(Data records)
********************

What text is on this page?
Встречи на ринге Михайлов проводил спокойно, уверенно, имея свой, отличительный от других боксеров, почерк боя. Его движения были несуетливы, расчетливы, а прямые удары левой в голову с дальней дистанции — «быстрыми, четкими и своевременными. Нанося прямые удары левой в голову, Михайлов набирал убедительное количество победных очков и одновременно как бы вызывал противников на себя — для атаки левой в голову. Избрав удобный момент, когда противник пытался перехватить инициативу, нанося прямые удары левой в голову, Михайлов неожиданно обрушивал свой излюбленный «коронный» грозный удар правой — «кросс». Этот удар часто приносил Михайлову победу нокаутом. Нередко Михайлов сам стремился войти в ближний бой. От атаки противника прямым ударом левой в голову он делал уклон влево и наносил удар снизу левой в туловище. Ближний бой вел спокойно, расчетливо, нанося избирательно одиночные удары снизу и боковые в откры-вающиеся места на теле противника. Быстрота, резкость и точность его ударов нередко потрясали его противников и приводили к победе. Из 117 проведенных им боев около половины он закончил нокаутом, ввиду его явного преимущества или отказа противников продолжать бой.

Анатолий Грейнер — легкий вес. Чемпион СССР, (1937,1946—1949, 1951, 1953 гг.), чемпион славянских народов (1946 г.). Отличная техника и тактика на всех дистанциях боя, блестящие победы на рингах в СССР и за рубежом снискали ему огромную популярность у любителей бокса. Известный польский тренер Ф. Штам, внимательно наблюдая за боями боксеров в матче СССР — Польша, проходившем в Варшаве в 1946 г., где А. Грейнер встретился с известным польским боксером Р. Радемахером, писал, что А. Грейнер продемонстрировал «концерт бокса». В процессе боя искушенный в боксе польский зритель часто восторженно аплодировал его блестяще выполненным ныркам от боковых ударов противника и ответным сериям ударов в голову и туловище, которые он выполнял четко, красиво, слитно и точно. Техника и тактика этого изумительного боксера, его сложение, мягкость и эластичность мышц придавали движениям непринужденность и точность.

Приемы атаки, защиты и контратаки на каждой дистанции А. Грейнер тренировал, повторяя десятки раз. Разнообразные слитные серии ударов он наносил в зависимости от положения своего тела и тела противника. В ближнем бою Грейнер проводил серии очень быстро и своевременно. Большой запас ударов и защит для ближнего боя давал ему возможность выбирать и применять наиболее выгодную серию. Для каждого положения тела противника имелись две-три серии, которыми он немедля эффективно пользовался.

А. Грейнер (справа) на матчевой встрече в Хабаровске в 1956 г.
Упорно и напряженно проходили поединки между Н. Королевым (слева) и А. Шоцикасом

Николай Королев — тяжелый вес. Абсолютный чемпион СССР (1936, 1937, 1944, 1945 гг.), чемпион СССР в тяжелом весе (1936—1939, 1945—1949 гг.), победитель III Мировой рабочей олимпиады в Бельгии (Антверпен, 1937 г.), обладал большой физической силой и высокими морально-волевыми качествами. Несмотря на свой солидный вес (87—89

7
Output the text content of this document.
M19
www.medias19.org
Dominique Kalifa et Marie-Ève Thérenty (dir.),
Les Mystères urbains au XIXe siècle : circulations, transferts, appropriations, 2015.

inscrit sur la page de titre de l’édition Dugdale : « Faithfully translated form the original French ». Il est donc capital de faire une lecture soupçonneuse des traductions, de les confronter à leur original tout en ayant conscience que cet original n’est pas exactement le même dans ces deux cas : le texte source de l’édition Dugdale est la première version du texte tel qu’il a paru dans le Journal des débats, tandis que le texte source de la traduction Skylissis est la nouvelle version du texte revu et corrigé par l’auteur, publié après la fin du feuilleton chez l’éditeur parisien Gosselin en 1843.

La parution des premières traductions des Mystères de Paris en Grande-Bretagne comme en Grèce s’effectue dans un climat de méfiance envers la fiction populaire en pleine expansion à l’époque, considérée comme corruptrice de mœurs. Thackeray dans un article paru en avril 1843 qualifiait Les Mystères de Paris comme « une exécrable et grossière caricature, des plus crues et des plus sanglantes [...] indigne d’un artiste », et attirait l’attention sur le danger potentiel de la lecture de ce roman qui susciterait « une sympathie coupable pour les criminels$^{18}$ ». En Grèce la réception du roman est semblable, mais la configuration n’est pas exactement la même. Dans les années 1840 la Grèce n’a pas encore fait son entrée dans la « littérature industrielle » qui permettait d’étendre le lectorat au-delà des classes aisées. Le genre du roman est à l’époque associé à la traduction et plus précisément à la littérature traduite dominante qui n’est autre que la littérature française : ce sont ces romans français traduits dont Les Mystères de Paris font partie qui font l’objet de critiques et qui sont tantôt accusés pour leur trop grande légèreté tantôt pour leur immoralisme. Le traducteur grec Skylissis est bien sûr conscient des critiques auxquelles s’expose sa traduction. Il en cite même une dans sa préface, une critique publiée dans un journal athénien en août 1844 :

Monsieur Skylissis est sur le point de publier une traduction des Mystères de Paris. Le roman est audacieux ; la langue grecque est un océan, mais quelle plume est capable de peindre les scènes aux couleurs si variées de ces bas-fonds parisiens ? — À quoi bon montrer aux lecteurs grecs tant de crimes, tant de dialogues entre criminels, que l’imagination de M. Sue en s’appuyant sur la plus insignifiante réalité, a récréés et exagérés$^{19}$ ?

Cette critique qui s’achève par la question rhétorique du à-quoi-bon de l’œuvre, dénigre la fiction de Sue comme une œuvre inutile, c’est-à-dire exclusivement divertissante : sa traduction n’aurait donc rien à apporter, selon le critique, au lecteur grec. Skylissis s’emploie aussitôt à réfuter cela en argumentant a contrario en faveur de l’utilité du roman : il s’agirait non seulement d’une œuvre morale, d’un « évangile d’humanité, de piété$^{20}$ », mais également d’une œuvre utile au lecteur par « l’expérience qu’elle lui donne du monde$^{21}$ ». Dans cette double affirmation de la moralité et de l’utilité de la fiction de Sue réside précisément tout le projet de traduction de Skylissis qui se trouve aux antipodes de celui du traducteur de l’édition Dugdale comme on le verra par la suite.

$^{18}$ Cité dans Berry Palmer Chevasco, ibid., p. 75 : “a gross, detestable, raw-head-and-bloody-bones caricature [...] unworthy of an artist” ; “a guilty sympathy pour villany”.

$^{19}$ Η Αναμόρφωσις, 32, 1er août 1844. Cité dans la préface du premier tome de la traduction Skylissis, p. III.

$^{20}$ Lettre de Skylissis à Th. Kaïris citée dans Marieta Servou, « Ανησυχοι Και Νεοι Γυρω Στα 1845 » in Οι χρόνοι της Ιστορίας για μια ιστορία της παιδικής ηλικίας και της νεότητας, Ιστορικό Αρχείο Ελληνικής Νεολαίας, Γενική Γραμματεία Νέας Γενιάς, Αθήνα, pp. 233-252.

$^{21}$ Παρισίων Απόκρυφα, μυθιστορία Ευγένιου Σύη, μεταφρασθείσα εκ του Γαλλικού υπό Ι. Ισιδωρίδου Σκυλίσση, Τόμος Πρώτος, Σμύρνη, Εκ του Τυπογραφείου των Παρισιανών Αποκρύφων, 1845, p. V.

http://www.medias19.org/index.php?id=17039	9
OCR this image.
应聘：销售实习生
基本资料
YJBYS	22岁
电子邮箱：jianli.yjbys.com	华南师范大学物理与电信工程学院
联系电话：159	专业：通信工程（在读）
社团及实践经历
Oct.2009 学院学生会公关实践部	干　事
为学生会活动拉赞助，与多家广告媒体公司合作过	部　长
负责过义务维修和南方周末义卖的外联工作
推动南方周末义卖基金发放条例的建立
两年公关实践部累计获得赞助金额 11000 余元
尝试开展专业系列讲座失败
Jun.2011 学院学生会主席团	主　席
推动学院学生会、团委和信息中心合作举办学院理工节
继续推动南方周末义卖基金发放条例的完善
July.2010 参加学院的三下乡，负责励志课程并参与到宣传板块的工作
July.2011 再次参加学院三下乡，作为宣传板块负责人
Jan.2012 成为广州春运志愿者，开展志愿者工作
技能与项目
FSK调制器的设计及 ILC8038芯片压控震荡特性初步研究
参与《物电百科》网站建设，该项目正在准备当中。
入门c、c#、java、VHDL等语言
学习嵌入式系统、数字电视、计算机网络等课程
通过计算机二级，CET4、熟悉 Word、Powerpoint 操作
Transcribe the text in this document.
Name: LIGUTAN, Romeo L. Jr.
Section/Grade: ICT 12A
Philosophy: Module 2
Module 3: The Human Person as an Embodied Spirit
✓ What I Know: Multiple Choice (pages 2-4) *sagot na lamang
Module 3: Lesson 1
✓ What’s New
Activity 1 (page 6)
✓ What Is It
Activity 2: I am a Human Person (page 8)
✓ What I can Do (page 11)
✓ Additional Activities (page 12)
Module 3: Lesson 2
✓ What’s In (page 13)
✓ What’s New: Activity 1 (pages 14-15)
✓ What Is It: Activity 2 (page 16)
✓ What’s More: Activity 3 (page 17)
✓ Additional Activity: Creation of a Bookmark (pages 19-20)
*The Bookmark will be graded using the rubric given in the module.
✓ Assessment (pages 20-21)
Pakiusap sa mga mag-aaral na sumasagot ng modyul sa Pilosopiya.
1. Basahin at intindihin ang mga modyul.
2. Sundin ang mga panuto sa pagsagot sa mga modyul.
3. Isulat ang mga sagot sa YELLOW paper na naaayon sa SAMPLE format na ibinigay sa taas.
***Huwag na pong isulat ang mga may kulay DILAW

********************

Exercise aim:
State how many lines of the records hold the string "Bookmark", and nothing else.

The reply:
2